## Given problem
Retype every entry in its entirety, without alteration.

○ ○ ○

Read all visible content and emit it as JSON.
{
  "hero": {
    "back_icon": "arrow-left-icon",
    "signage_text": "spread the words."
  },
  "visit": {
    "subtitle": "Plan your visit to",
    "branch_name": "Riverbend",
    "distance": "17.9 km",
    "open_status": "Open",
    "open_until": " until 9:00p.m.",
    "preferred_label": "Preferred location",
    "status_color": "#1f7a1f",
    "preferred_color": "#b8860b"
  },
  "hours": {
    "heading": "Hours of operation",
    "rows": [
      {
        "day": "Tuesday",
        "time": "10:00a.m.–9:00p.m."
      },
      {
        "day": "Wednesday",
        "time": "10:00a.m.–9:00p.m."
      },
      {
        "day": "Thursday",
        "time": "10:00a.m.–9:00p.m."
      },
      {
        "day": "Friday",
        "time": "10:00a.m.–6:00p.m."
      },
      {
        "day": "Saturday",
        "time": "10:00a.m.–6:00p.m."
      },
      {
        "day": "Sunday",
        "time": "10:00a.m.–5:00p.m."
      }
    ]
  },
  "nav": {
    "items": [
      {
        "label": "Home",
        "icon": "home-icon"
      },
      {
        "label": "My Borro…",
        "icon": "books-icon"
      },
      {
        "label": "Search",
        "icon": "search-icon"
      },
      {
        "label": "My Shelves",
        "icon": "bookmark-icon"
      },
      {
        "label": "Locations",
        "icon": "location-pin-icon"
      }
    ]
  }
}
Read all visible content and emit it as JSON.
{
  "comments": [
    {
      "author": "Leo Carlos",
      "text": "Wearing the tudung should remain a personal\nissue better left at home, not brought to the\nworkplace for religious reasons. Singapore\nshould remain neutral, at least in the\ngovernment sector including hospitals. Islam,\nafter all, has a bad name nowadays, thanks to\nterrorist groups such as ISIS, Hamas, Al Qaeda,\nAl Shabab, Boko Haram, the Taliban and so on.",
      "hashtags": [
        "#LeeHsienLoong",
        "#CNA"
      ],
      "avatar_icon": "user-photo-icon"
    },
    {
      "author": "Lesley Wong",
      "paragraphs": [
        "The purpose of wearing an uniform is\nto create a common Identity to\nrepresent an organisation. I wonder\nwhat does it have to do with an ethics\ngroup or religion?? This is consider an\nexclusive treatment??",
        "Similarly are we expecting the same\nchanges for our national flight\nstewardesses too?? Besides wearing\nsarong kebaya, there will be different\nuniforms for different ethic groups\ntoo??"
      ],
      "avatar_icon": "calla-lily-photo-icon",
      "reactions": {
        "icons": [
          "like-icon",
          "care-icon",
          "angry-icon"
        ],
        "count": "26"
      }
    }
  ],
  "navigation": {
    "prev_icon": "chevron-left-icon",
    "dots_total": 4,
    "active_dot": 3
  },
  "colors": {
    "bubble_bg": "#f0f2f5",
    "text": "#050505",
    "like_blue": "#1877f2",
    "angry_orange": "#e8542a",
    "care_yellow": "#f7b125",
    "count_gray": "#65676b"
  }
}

○ ○ ○

## Task output
Read all visible content and emit it as JSON.
{
  "hero": {
    "back_icon": "arrow-left-icon",
    "signage_text": "spread the words."
  },
  "visit": {
    "subtitle": "Plan your visit to",
    "branch_name": "Riverbend",
    "distance": "17.9 km",
    "open_status": "Open",
    "open_until": " until 9:00p.m.",
    "preferred_label": "Preferred location",
    "status_color": "#1f7a1f",
    "preferred_color": "#b8860b"
  },
  "hours": {
    "heading": "Hours of operation",
    "rows": [
      {
        "day": "Tuesday",
        "time": "10:00a.m.–9:00p.m."
      },
      {
        "day": "Wednesday",
        "time": "10:00a.m.–9:00p.m."
      },
      {
        "day": "Thursday",
        "time": "10:00a.m.–9:00p.m."
      },
      {
        "day": "Friday",
        "time": "10:00a.m.–6:00p.m."
      },
      {
        "day": "Saturday",
        "time": "10:00a.m.–6:00p.m."
      },
      {
        "day": "Sunday",
        "time": "10:00a.m.–5:00p.m."
      }
    ]
  },
  "nav": {
    "items": [
      {
        "label": "Home",
        "icon": "home-icon"
      },
      {
        "label": "My Borro…",
        "icon": "books-icon"
      },
      {
        "label": "Search",
        "icon": "search-icon"
      },
      {
        "label": "My Shelves",
        "icon": "bookmark-icon"
      },
      {
        "label": "Locations",
        "icon": "location-pin-icon"
      }
    ]
  }
}
Read all visible content and emit it as JSON.
{
  "comments": [
    {
      "author": "Leo Carlos",
      "text": "Wearing the tudung should remain a personal\nissue better left at home, not brought to the\nworkplace for religious reasons. Singapore\nshould remain neutral, at least in the\ngovernment sector including hospitals. Islam,\nafter all, has a bad name nowadays, thanks to\nterrorist groups such as ISIS, Hamas, Al Qaeda,\nAl Shabab, Boko Haram, the Taliban and so on.",
      "hashtags": [
        "#LeeHsienLoong",
        "#CNA"
      ],
      "avatar_icon": "user-photo-icon"
    },
    {
      "author": "Lesley Wong",
      "paragraphs": [
        "The purpose of wearing an uniform is\nto create a common Identity to\nrepresent an organisation. I wonder\nwhat does it have to do with an ethics\ngroup or religion?? This is consider an\nexclusive treatment??",
        "Similarly are we expecting the same\nchanges for our national flight\nstewardesses too?? Besides wearing\nsarong kebaya, there will be different\nuniforms for different ethic groups\ntoo??"
      ],
      "avatar_icon": "calla-lily-photo-icon",
      "reactions": {
        "icons": [
          "like-icon",
          "care-icon",
          "angry-icon"
        ],
        "count": "26"
      }
    }
  ],
  "navigation": {
    "prev_icon": "chevron-left-icon",
    "dots_total": 4,
    "active_dot": 3
  },
  "colors": {
    "bubble_bg": "#f0f2f5",
    "text": "#050505",
    "like_blue": "#1877f2",
    "angry_orange": "#e8542a",
    "care_yellow": "#f7b125",
    "count_gray": "#65676b"
  }
}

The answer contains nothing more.